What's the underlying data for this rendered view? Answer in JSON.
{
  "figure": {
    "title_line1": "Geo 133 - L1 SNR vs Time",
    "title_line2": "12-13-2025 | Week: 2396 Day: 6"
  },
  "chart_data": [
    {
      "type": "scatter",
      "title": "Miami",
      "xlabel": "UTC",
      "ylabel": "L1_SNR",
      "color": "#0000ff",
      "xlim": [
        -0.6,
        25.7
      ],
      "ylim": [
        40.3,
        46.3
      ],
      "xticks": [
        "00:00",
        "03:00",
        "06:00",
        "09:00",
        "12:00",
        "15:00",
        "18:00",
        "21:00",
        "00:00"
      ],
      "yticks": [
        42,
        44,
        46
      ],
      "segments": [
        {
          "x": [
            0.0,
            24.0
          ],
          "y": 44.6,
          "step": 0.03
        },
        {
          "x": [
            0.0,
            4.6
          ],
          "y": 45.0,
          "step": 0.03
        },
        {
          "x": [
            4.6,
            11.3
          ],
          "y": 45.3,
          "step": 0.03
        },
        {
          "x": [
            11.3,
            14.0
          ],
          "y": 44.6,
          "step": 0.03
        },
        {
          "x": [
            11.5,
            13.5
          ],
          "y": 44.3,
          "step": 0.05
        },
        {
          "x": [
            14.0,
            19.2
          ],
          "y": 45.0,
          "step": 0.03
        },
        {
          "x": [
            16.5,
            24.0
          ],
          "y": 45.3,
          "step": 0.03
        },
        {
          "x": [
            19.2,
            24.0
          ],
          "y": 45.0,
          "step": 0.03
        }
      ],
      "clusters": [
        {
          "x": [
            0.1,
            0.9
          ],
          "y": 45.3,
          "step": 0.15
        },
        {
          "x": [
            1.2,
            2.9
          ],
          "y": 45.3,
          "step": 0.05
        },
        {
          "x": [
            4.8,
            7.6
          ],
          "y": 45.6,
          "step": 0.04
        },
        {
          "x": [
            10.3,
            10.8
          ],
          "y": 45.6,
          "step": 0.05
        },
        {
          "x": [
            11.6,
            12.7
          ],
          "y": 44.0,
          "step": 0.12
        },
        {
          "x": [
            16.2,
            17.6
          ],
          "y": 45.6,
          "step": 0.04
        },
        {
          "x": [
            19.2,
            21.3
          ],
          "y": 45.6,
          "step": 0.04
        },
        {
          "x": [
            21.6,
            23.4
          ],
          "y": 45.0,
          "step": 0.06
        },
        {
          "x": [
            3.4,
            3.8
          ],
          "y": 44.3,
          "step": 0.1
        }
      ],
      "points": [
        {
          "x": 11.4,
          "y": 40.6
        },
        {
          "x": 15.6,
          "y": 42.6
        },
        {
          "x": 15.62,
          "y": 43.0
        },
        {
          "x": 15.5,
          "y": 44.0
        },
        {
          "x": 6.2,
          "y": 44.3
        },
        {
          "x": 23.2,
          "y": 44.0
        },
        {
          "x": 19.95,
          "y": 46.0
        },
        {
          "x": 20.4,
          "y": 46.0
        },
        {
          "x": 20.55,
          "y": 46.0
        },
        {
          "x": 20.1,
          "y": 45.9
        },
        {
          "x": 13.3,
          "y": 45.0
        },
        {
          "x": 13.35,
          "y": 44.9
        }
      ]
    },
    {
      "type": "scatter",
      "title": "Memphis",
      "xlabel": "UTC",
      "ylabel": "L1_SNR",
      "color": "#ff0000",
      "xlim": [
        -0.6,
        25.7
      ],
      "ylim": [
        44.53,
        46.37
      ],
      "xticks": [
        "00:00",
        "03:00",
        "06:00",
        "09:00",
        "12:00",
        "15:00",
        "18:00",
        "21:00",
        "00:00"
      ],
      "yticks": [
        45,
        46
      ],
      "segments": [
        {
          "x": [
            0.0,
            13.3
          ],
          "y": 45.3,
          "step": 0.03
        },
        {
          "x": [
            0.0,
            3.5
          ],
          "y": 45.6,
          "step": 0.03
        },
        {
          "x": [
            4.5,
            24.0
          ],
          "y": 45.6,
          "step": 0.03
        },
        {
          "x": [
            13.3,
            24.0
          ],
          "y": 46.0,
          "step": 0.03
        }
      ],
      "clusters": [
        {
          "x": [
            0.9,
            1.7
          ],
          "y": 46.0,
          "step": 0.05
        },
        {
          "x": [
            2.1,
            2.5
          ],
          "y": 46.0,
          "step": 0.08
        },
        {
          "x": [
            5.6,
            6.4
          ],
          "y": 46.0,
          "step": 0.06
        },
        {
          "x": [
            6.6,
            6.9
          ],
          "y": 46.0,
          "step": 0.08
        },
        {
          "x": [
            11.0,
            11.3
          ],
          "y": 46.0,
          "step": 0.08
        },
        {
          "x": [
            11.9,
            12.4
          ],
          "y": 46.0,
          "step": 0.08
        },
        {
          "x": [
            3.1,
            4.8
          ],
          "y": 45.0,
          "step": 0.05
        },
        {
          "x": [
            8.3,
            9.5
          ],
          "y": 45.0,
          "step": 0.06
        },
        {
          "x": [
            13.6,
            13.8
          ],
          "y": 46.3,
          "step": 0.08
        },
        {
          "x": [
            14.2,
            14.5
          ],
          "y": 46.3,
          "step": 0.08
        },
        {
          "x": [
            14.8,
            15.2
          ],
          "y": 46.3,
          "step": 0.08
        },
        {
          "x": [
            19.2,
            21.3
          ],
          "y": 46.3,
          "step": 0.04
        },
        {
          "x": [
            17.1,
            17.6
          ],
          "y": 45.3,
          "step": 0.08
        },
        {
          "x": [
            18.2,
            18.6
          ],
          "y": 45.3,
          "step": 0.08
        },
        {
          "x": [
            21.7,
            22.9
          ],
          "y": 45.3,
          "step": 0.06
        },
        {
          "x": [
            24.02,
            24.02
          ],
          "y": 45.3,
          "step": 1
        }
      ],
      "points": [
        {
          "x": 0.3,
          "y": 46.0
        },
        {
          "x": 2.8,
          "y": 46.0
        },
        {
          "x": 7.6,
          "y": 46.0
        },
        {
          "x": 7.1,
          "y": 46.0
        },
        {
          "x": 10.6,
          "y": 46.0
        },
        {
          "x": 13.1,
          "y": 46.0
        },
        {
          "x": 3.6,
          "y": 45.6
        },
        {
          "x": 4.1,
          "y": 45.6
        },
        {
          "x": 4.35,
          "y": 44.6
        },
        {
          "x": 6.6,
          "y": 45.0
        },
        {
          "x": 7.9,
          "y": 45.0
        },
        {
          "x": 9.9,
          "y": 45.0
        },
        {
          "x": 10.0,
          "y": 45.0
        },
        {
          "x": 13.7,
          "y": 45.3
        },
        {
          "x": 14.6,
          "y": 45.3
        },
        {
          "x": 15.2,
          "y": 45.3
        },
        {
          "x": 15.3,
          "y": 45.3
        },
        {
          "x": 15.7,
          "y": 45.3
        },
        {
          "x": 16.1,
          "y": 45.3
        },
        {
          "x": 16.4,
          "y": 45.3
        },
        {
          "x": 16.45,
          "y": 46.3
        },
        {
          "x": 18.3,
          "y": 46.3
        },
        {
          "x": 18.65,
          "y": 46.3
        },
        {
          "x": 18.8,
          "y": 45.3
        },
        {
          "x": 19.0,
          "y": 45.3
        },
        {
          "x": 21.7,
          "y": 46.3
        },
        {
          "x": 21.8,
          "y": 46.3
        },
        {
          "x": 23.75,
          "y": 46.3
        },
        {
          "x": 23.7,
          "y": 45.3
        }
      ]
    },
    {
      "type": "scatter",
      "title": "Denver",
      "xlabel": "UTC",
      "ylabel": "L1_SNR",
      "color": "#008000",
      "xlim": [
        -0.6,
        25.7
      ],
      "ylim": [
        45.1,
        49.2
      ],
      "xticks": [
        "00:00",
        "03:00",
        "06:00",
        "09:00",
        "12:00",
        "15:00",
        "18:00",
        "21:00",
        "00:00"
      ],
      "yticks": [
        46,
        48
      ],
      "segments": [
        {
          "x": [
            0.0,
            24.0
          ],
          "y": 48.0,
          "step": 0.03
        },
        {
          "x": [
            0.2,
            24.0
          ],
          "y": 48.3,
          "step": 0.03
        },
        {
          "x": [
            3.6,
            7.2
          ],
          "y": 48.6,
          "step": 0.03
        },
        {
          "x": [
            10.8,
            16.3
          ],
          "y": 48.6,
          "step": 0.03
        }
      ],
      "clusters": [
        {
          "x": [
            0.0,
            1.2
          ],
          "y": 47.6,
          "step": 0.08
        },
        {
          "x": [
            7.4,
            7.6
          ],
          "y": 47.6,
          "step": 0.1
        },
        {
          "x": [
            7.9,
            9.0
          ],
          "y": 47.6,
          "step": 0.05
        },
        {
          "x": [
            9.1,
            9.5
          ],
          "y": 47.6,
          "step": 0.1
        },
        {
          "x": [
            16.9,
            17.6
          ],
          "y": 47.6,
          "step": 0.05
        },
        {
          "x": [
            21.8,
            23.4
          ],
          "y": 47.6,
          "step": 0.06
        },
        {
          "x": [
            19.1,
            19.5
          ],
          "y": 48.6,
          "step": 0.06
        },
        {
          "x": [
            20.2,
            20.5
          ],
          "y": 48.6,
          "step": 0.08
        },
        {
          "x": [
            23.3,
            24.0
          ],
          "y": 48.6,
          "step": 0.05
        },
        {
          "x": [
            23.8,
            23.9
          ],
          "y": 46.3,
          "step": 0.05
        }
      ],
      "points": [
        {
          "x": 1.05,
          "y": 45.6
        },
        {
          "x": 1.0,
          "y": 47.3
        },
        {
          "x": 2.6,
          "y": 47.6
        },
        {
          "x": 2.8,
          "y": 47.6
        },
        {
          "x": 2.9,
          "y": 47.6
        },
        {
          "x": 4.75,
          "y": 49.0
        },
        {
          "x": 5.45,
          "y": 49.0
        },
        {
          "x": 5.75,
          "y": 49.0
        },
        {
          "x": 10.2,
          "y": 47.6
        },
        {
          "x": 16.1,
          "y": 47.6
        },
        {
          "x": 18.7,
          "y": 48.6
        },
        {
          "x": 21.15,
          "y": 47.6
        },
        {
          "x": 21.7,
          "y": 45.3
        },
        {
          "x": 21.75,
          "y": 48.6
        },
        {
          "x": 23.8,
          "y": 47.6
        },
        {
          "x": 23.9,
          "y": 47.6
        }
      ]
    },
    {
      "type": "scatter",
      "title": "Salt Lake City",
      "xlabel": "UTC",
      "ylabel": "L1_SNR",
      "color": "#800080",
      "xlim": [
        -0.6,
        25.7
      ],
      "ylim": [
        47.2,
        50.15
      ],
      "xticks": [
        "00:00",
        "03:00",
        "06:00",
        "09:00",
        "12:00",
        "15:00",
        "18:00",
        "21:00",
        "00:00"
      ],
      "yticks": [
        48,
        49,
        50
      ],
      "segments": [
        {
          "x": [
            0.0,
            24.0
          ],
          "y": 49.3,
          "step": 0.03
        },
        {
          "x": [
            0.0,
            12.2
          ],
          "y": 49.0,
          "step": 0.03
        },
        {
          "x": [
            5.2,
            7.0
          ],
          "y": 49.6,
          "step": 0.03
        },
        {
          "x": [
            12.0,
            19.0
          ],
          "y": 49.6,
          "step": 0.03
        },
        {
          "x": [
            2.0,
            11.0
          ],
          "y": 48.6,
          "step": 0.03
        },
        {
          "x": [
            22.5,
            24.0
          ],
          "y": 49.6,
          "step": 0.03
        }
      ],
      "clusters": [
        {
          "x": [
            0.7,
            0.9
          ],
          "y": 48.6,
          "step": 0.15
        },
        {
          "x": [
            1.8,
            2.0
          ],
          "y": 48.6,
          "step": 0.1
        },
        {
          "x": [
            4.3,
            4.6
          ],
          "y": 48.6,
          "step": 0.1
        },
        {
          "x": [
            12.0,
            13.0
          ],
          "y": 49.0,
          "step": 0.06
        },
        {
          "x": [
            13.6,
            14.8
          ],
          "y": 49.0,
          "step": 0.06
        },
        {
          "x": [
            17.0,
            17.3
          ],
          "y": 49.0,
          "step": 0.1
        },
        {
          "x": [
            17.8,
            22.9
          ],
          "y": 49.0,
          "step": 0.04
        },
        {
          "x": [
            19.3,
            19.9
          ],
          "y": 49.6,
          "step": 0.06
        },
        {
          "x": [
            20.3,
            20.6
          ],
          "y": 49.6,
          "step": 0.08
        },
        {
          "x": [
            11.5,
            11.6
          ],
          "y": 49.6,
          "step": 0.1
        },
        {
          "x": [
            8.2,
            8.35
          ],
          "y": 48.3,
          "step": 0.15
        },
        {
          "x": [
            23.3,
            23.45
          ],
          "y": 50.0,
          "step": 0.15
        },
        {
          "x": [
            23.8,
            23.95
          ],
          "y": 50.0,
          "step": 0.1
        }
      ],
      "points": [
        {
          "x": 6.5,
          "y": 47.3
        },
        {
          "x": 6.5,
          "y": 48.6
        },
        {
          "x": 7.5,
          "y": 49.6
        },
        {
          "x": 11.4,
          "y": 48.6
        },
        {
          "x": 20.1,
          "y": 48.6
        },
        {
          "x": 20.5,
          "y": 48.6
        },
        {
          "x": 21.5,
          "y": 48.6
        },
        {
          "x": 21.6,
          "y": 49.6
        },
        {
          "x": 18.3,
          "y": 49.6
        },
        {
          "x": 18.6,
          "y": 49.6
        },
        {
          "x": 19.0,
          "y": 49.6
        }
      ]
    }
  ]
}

- - - - - - -

AIM - Select every line of the records holding the string "color".

THE RESPONSE -
      "color": "#0000ff",
      "color": "#ff0000",
      "color": "#008000",
      "color": "#800080",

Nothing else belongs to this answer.